▶ Records for this exercise:
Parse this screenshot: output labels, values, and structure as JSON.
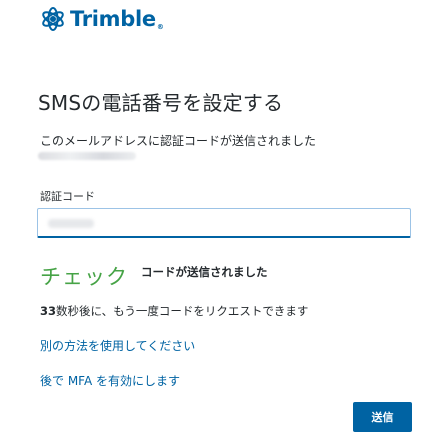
{
  "brand": {
    "name": "Trimble",
    "trademark": "®",
    "color": "#0063a3"
  },
  "page": {
    "title": "SMSの電話番号を設定する",
    "sent_message": "このメールアドレスに認証コードが送信されました"
  },
  "form": {
    "code_label": "認証コード",
    "code_value": ""
  },
  "status": {
    "check_label": "チェック",
    "check_color": "#46a346",
    "code_sent": "コードが送信されました",
    "resend_seconds": "33",
    "resend_suffix": "数秒後に、もう一度コードをリクエストできます"
  },
  "links": {
    "alternate_method": "別の方法を使用してください",
    "mfa_later": "後で MFA を有効にします"
  },
  "actions": {
    "submit_label": "送信",
    "submit_color": "#0063a3"
  }
}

▶ Your instructions:
Without including any pictures, please restate all the records exactly.

▶ Answer to this exercise:
Parse this screenshot: output labels, values, and structure as JSON.
{
  "brand": {
    "name": "Trimble",
    "trademark": "®",
    "color": "#0063a3"
  },
  "page": {
    "title": "SMSの電話番号を設定する",
    "sent_message": "このメールアドレスに認証コードが送信されました"
  },
  "form": {
    "code_label": "認証コード",
    "code_value": ""
  },
  "status": {
    "check_label": "チェック",
    "check_color": "#46a346",
    "code_sent": "コードが送信されました",
    "resend_seconds": "33",
    "resend_suffix": "数秒後に、もう一度コードをリクエストできます"
  },
  "links": {
    "alternate_method": "別の方法を使用してください",
    "mfa_later": "後で MFA を有効にします"
  },
  "actions": {
    "submit_label": "送信",
    "submit_color": "#0063a3"
  }
}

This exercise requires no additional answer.